Extract every line below that contains the word "买家信息".

BEGIN Given data

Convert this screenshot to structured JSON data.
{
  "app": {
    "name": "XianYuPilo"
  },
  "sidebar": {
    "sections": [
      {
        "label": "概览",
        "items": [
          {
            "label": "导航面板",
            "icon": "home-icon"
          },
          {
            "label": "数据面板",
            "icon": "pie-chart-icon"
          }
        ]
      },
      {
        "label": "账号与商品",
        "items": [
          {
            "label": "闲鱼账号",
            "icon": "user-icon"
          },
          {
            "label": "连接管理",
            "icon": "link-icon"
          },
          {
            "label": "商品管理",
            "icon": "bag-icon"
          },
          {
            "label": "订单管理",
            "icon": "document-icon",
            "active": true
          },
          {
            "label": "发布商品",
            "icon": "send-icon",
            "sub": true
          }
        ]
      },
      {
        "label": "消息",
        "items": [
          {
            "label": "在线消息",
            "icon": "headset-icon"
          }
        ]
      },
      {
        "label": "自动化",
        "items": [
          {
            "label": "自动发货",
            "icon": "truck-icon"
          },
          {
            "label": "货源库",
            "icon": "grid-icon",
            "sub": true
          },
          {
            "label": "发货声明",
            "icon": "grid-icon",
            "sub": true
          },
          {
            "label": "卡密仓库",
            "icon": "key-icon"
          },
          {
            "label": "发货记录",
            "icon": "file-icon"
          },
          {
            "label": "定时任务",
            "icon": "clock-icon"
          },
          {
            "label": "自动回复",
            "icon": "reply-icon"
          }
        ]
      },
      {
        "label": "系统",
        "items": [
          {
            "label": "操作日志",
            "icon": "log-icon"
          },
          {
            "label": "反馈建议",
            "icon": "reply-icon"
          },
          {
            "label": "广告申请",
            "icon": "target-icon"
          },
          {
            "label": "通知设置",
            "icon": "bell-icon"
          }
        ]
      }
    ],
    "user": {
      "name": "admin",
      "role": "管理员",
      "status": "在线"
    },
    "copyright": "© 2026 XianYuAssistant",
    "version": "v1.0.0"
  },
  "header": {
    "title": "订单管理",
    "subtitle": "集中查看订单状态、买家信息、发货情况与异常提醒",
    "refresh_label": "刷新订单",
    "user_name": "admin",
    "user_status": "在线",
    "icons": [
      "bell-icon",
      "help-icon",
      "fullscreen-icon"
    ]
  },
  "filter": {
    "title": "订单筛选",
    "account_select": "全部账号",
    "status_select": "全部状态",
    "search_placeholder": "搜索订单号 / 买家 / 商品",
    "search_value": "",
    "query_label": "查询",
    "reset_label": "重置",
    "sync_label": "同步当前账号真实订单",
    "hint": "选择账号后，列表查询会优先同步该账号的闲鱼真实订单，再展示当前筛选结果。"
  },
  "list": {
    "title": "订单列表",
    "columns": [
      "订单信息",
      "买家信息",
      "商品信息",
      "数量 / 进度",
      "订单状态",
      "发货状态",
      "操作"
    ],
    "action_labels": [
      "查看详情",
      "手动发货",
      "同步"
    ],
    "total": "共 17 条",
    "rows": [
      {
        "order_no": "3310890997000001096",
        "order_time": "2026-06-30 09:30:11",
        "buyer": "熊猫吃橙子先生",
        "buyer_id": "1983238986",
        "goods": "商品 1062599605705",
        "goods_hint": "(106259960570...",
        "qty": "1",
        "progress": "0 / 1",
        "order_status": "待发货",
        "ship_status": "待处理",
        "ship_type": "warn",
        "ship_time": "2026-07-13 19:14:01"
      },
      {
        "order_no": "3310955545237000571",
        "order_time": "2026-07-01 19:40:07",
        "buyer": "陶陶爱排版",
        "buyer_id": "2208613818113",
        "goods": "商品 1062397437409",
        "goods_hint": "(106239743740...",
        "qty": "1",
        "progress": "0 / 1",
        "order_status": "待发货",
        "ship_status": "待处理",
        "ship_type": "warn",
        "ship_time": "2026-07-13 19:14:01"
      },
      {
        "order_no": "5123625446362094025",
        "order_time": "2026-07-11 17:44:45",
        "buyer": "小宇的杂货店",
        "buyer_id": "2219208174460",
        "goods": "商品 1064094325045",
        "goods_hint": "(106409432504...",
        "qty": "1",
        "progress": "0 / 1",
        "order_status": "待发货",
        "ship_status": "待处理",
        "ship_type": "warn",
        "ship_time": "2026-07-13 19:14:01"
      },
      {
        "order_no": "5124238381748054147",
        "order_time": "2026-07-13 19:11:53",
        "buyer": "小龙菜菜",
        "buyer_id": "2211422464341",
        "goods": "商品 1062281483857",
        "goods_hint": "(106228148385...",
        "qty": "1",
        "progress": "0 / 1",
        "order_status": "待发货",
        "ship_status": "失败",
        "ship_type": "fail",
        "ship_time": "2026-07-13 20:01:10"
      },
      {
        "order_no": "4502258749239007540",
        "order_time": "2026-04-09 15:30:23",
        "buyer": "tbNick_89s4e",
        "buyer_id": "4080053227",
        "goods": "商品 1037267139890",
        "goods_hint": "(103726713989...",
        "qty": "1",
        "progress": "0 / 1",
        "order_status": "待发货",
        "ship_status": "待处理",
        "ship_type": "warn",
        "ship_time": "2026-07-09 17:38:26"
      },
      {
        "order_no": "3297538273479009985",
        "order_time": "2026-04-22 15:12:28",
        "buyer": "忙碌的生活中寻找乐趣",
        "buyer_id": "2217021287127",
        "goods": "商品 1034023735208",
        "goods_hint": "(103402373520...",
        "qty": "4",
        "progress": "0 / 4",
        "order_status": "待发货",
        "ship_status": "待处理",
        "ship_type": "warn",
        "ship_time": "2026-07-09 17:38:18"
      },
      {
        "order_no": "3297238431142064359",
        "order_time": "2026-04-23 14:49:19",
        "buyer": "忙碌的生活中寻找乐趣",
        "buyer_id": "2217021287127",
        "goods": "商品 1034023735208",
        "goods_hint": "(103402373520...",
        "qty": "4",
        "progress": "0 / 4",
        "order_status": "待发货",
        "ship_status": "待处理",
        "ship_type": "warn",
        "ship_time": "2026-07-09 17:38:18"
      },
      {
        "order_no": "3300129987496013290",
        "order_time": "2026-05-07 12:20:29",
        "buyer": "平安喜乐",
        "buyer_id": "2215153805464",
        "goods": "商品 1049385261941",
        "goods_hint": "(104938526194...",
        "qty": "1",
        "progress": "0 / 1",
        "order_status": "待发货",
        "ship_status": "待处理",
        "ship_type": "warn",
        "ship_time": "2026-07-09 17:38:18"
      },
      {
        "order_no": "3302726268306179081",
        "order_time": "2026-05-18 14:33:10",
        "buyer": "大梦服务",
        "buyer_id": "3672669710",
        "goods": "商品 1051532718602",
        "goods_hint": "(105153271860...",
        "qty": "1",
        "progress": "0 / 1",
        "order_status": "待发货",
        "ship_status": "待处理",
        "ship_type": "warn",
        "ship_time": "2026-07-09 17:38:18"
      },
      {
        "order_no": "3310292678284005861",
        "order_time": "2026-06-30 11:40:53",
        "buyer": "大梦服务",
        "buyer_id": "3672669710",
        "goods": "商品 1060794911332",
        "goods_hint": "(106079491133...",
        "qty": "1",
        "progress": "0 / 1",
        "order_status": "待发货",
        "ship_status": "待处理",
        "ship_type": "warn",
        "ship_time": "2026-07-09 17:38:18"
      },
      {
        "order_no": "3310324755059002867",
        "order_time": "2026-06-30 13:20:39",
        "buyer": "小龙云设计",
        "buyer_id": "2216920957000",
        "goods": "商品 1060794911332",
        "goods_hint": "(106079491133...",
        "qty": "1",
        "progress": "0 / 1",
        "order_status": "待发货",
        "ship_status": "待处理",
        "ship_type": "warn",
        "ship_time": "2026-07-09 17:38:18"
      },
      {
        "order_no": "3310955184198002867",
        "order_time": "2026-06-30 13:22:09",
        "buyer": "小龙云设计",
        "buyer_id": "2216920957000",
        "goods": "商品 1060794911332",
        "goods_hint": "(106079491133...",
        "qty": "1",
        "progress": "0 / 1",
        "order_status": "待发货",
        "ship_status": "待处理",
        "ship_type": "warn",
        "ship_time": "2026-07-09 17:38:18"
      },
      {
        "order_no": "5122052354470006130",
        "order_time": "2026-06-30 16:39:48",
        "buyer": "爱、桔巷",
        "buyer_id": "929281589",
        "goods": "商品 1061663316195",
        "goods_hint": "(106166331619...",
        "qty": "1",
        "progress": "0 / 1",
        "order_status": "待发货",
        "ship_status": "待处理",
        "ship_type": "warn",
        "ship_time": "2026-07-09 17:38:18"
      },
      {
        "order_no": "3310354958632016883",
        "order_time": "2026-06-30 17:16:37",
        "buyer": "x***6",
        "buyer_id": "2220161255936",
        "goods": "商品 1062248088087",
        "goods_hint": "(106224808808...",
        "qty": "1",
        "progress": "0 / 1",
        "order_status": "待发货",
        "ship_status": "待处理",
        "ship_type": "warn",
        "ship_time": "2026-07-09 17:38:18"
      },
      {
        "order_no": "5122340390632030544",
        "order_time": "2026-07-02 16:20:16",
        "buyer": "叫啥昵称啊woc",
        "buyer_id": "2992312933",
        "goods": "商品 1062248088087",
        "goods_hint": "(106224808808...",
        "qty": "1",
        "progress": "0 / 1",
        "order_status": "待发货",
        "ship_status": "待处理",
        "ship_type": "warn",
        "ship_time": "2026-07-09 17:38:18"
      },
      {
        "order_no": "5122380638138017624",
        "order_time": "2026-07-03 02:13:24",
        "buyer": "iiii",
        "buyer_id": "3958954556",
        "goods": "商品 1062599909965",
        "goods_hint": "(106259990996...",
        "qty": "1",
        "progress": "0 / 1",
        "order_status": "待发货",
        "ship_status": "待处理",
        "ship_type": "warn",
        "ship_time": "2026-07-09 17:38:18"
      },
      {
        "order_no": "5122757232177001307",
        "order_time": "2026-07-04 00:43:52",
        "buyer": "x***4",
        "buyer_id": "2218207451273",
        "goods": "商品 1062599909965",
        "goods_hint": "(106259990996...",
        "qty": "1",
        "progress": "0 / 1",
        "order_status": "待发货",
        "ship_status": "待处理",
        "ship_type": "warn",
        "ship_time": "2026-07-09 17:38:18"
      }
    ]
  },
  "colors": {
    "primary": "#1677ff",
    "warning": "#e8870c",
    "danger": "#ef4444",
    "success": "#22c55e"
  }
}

END Given data

Written answer
    "subtitle": "集中查看订单状态、买家信息、发货情况与异常提醒",
      "买家信息",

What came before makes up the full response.